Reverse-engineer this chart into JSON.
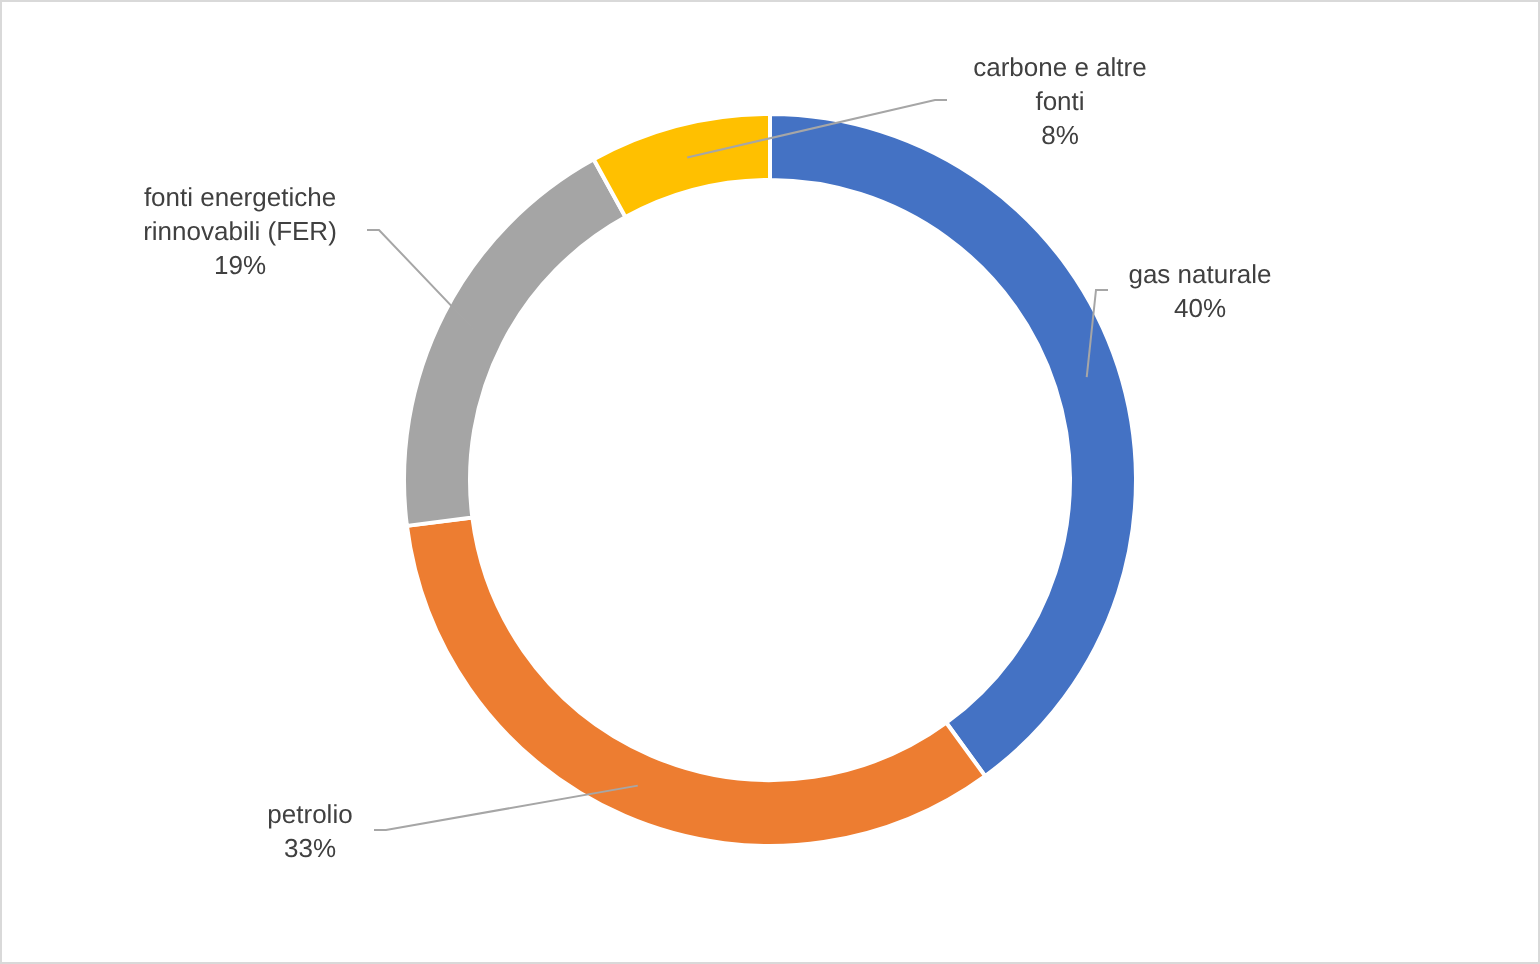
{
  "chart_data": {
    "type": "donut",
    "categories": [
      "gas naturale",
      "petrolio",
      "fonti energetiche rinnovabili (FER)",
      "carbone e altre fonti"
    ],
    "values": [
      40,
      33,
      19,
      8
    ],
    "colors": [
      "#4472c4",
      "#ed7d31",
      "#a5a5a5",
      "#ffc000"
    ],
    "value_labels": [
      "40%",
      "33%",
      "19%",
      "8%"
    ]
  }
}
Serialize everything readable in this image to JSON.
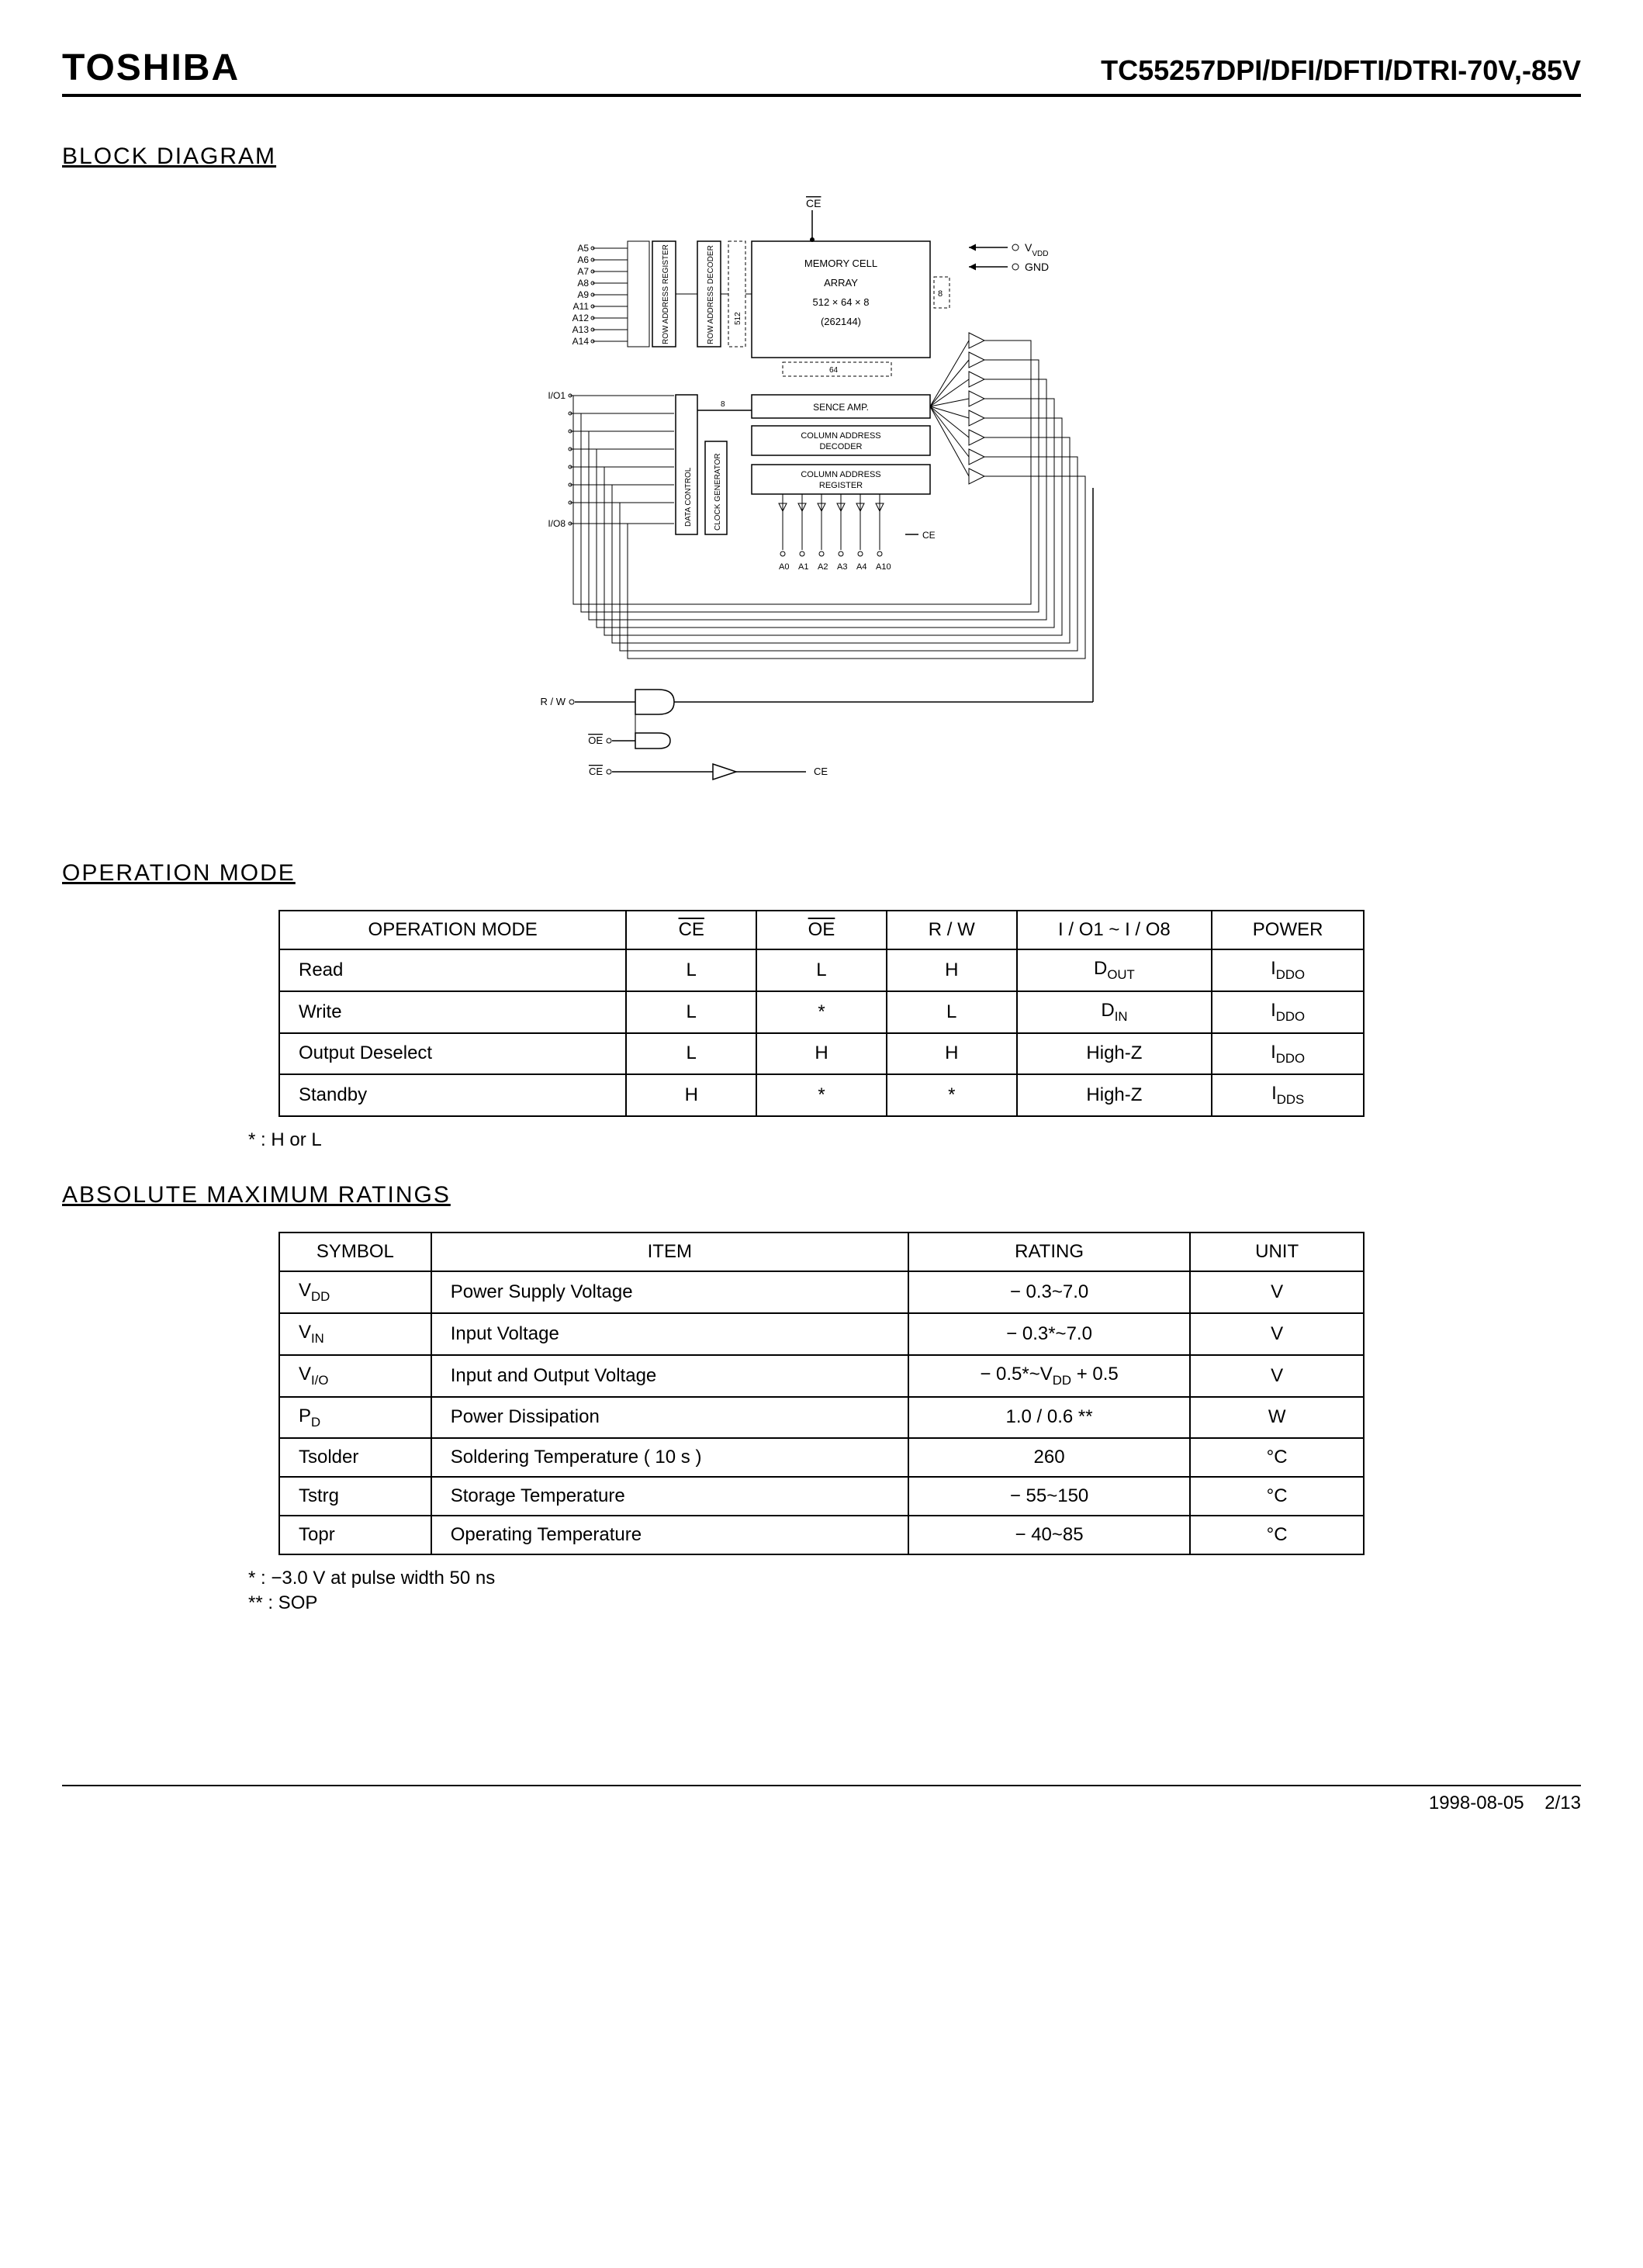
{
  "header": {
    "brand": "TOSHIBA",
    "partno": "TC55257DPI/DFI/DFTI/DTRI-70V,-85V"
  },
  "sections": {
    "block_diagram": "BLOCK DIAGRAM",
    "operation_mode": "OPERATION MODE",
    "amr": "ABSOLUTE MAXIMUM RATINGS"
  },
  "diagram": {
    "type": "block-diagram",
    "colors": {
      "line": "#000000",
      "bg": "#ffffff",
      "text": "#000000"
    },
    "address_row_pins": [
      "A5",
      "A6",
      "A7",
      "A8",
      "A9",
      "A11",
      "A12",
      "A13",
      "A14"
    ],
    "io_top": "I/O1",
    "io_bottom": "I/O8",
    "col_addr_pins": [
      "A0",
      "A1",
      "A2",
      "A3",
      "A4",
      "A10"
    ],
    "blocks": {
      "row_addr_reg": "ROW ADDRESS REGISTER",
      "row_addr_dec": "ROW ADDRESS DECODER",
      "mem_array_l1": "MEMORY CELL",
      "mem_array_l2": "ARRAY",
      "mem_array_l3": "512 × 64 × 8",
      "mem_array_l4": "(262144)",
      "sense_amp": "SENCE AMP.",
      "col_dec_l1": "COLUMN ADDRESS",
      "col_dec_l2": "DECODER",
      "col_reg_l1": "COLUMN ADDRESS",
      "col_reg_l2": "REGISTER",
      "data_control": "DATA CONTROL",
      "clock_gen": "CLOCK GENERATOR",
      "dim_512": "512",
      "dim_64": "64",
      "dim_8": "8"
    },
    "signals": {
      "vdd": "VDD",
      "gnd": "GND",
      "rw": "R / W",
      "oe": "OE",
      "ce": "CE",
      "ce_top": "CE",
      "ce_out": "CE"
    }
  },
  "op_mode_table": {
    "headers": [
      "OPERATION MODE",
      "CE",
      "OE",
      "R / W",
      "I / O1 ~ I / O8",
      "POWER"
    ],
    "ce_overline": true,
    "oe_overline": true,
    "rows": [
      {
        "mode": "Read",
        "ce": "L",
        "oe": "L",
        "rw": "H",
        "io": "D",
        "io_sub": "OUT",
        "power": "I",
        "power_sub": "DDO"
      },
      {
        "mode": "Write",
        "ce": "L",
        "oe": "*",
        "rw": "L",
        "io": "D",
        "io_sub": "IN",
        "power": "I",
        "power_sub": "DDO"
      },
      {
        "mode": "Output Deselect",
        "ce": "L",
        "oe": "H",
        "rw": "H",
        "io": "High-Z",
        "io_sub": "",
        "power": "I",
        "power_sub": "DDO"
      },
      {
        "mode": "Standby",
        "ce": "H",
        "oe": "*",
        "rw": "*",
        "io": "High-Z",
        "io_sub": "",
        "power": "I",
        "power_sub": "DDS"
      }
    ],
    "footnote": "*  :   H or L"
  },
  "amr_table": {
    "headers": [
      "SYMBOL",
      "ITEM",
      "RATING",
      "UNIT"
    ],
    "rows": [
      {
        "sym": "V",
        "sym_sub": "DD",
        "item": "Power Supply Voltage",
        "rating": "− 0.3~7.0",
        "unit": "V"
      },
      {
        "sym": "V",
        "sym_sub": "IN",
        "item": "Input Voltage",
        "rating": "− 0.3*~7.0",
        "unit": "V"
      },
      {
        "sym": "V",
        "sym_sub": "I/O",
        "item": "Input and Output Voltage",
        "rating": "− 0.5*~VDD + 0.5",
        "unit": "V"
      },
      {
        "sym": "P",
        "sym_sub": "D",
        "item": "Power Dissipation",
        "rating": "1.0 / 0.6 **",
        "unit": "W"
      },
      {
        "sym": "Tsolder",
        "sym_sub": "",
        "item": "Soldering Temperature ( 10 s )",
        "rating": "260",
        "unit": "°C"
      },
      {
        "sym": "Tstrg",
        "sym_sub": "",
        "item": "Storage Temperature",
        "rating": "− 55~150",
        "unit": "°C"
      },
      {
        "sym": "Topr",
        "sym_sub": "",
        "item": "Operating Temperature",
        "rating": "− 40~85",
        "unit": "°C"
      }
    ],
    "footnote1": "*  :   −3.0 V at pulse width 50 ns",
    "footnote2": "**  :   SOP"
  },
  "footer": {
    "date": "1998-08-05",
    "page": "2/13"
  }
}
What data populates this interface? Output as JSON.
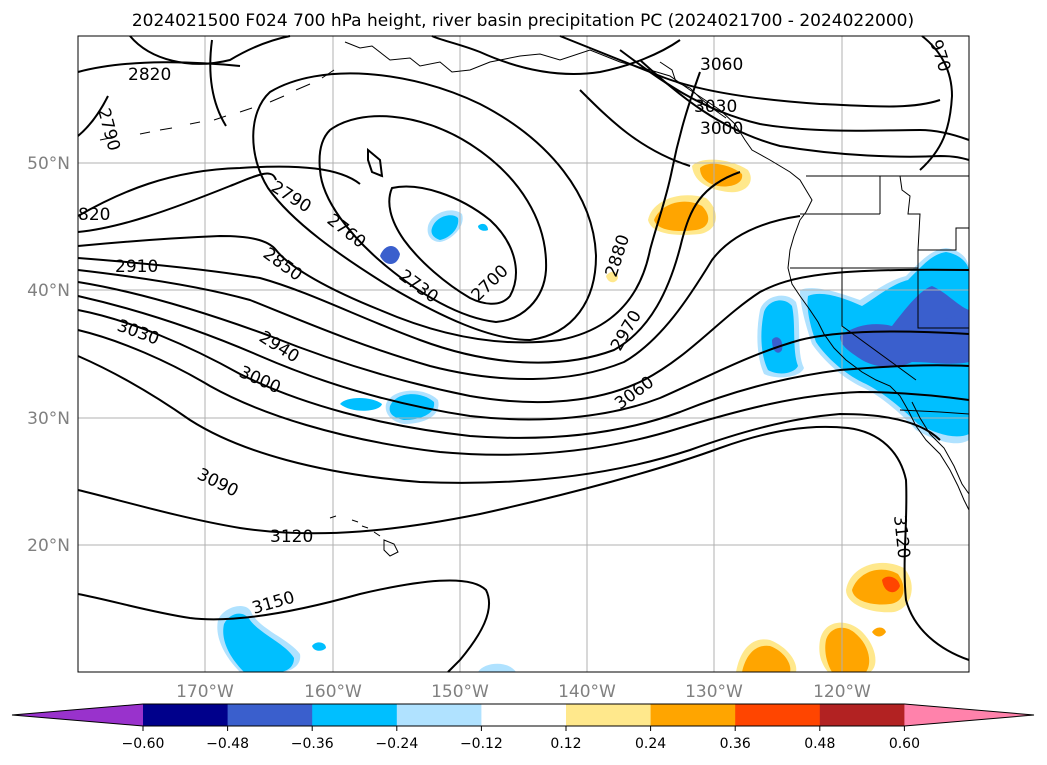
{
  "title": "2024021500 F024 700 hPa height, river basin precipitation PC (2024021700 - 2024022000)",
  "lat_labels": [
    "50°N",
    "40°N",
    "30°N",
    "20°N"
  ],
  "lon_labels": [
    "170°W",
    "160°W",
    "150°W",
    "140°W",
    "130°W",
    "120°W"
  ],
  "contour_labels": [
    "2820",
    "2790",
    "820",
    "2910",
    "3030",
    "2790",
    "2760",
    "2850",
    "2730",
    "2700",
    "2880",
    "2970",
    "2940",
    "3000",
    "3060",
    "3090",
    "3120",
    "3150",
    "3060",
    "3030",
    "3000",
    "970",
    "3120"
  ],
  "colorbar": {
    "tick_labels": [
      "−0.60",
      "−0.48",
      "−0.36",
      "−0.24",
      "−0.12",
      "0.12",
      "0.24",
      "0.36",
      "0.48",
      "0.60"
    ],
    "colors": [
      "#9932CC",
      "#00008B",
      "#3A5FCD",
      "#00BFFF",
      "#B0E2FF",
      "#FFFFFF",
      "#FFE88C",
      "#FFA500",
      "#FF4500",
      "#B22222",
      "#FF82AB"
    ]
  }
}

## [EXERCISE INSTRUCTIONS]
The listing above must be printed again exactly, minus its pictures.

## [RESULT FOR THIS TASK]
Reverse-engineer this chart into JSON.
{
  "chart_data": {
    "type": "donut",
    "categories": [
      "gas naturale",
      "petrolio",
      "fonti energetiche rinnovabili (FER)",
      "carbone e altre fonti"
    ],
    "values": [
      40,
      33,
      19,
      8
    ],
    "colors": [
      "#4472c4",
      "#ed7d31",
      "#a5a5a5",
      "#ffc000"
    ],
    "value_labels": [
      "40%",
      "33%",
      "19%",
      "8%"
    ]
  }
}
Serialize everything readable in this image to JSON.
{
  "header": {
    "brand": "TOSHIBA",
    "partno": "TC55257DPI/DFI/DFTI/DTRI-70V,-85V"
  },
  "sections": {
    "block_diagram": "BLOCK DIAGRAM",
    "operation_mode": "OPERATION MODE",
    "amr": "ABSOLUTE MAXIMUM RATINGS"
  },
  "diagram": {
    "type": "block-diagram",
    "colors": {
      "line": "#000000",
      "bg": "#ffffff",
      "text": "#000000"
    },
    "address_row_pins": [
      "A5",
      "A6",
      "A7",
      "A8",
      "A9",
      "A11",
      "A12",
      "A13",
      "A14"
    ],
    "io_top": "I/O1",
    "io_bottom": "I/O8",
    "col_addr_pins": [
      "A0",
      "A1",
      "A2",
      "A3",
      "A4",
      "A10"
    ],
    "blocks": {
      "row_addr_reg": "ROW ADDRESS REGISTER",
      "row_addr_dec": "ROW ADDRESS DECODER",
      "mem_array_l1": "MEMORY CELL",
      "mem_array_l2": "ARRAY",
      "mem_array_l3": "512 × 64 × 8",
      "mem_array_l4": "(262144)",
      "sense_amp": "SENCE AMP.",
      "col_dec_l1": "COLUMN ADDRESS",
      "col_dec_l2": "DECODER",
      "col_reg_l1": "COLUMN ADDRESS",
      "col_reg_l2": "REGISTER",
      "data_control": "DATA CONTROL",
      "clock_gen": "CLOCK GENERATOR",
      "dim_512": "512",
      "dim_64": "64",
      "dim_8": "8"
    },
    "signals": {
      "vdd": "VDD",
      "gnd": "GND",
      "rw": "R / W",
      "oe": "OE",
      "ce": "CE",
      "ce_top": "CE",
      "ce_out": "CE"
    }
  },
  "op_mode_table": {
    "headers": [
      "OPERATION MODE",
      "CE",
      "OE",
      "R / W",
      "I / O1 ~ I / O8",
      "POWER"
    ],
    "ce_overline": true,
    "oe_overline": true,
    "rows": [
      {
        "mode": "Read",
        "ce": "L",
        "oe": "L",
        "rw": "H",
        "io": "D",
        "io_sub": "OUT",
        "power": "I",
        "power_sub": "DDO"
      },
      {
        "mode": "Write",
        "ce": "L",
        "oe": "*",
        "rw": "L",
        "io": "D",
        "io_sub": "IN",
        "power": "I",
        "power_sub": "DDO"
      },
      {
        "mode": "Output Deselect",
        "ce": "L",
        "oe": "H",
        "rw": "H",
        "io": "High-Z",
        "io_sub": "",
        "power": "I",
        "power_sub": "DDO"
      },
      {
        "mode": "Standby",
        "ce": "H",
        "oe": "*",
        "rw": "*",
        "io": "High-Z",
        "io_sub": "",
        "power": "I",
        "power_sub": "DDS"
      }
    ],
    "footnote": "*  :   H or L"
  },
  "amr_table": {
    "headers": [
      "SYMBOL",
      "ITEM",
      "RATING",
      "UNIT"
    ],
    "rows": [
      {
        "sym": "V",
        "sym_sub": "DD",
        "item": "Power Supply Voltage",
        "rating": "− 0.3~7.0",
        "unit": "V"
      },
      {
        "sym": "V",
        "sym_sub": "IN",
        "item": "Input Voltage",
        "rating": "− 0.3*~7.0",
        "unit": "V"
      },
      {
        "sym": "V",
        "sym_sub": "I/O",
        "item": "Input and Output Voltage",
        "rating": "− 0.5*~VDD + 0.5",
        "unit": "V"
      },
      {
        "sym": "P",
        "sym_sub": "D",
        "item": "Power Dissipation",
        "rating": "1.0 / 0.6 **",
        "unit": "W"
      },
      {
        "sym": "Tsolder",
        "sym_sub": "",
        "item": "Soldering Temperature ( 10 s )",
        "rating": "260",
        "unit": "°C"
      },
      {
        "sym": "Tstrg",
        "sym_sub": "",
        "item": "Storage Temperature",
        "rating": "− 55~150",
        "unit": "°C"
      },
      {
        "sym": "Topr",
        "sym_sub": "",
        "item": "Operating Temperature",
        "rating": "− 40~85",
        "unit": "°C"
      }
    ],
    "footnote1": "*  :   −3.0 V at pulse width 50 ns",
    "footnote2": "**  :   SOP"
  },
  "footer": {
    "date": "1998-08-05",
    "page": "2/13"
  }
}
What data populates this interface? Output as JSON.
{
  "title": "2024021500 F024 700 hPa height, river basin precipitation PC (2024021700 - 2024022000)",
  "lat_labels": [
    "50°N",
    "40°N",
    "30°N",
    "20°N"
  ],
  "lon_labels": [
    "170°W",
    "160°W",
    "150°W",
    "140°W",
    "130°W",
    "120°W"
  ],
  "contour_labels": [
    "2820",
    "2790",
    "820",
    "2910",
    "3030",
    "2790",
    "2760",
    "2850",
    "2730",
    "2700",
    "2880",
    "2970",
    "2940",
    "3000",
    "3060",
    "3090",
    "3120",
    "3150",
    "3060",
    "3030",
    "3000",
    "970",
    "3120"
  ],
  "colorbar": {
    "tick_labels": [
      "−0.60",
      "−0.48",
      "−0.36",
      "−0.24",
      "−0.12",
      "0.12",
      "0.24",
      "0.36",
      "0.48",
      "0.60"
    ],
    "colors": [
      "#9932CC",
      "#00008B",
      "#3A5FCD",
      "#00BFFF",
      "#B0E2FF",
      "#FFFFFF",
      "#FFE88C",
      "#FFA500",
      "#FF4500",
      "#B22222",
      "#FF82AB"
    ]
  }
}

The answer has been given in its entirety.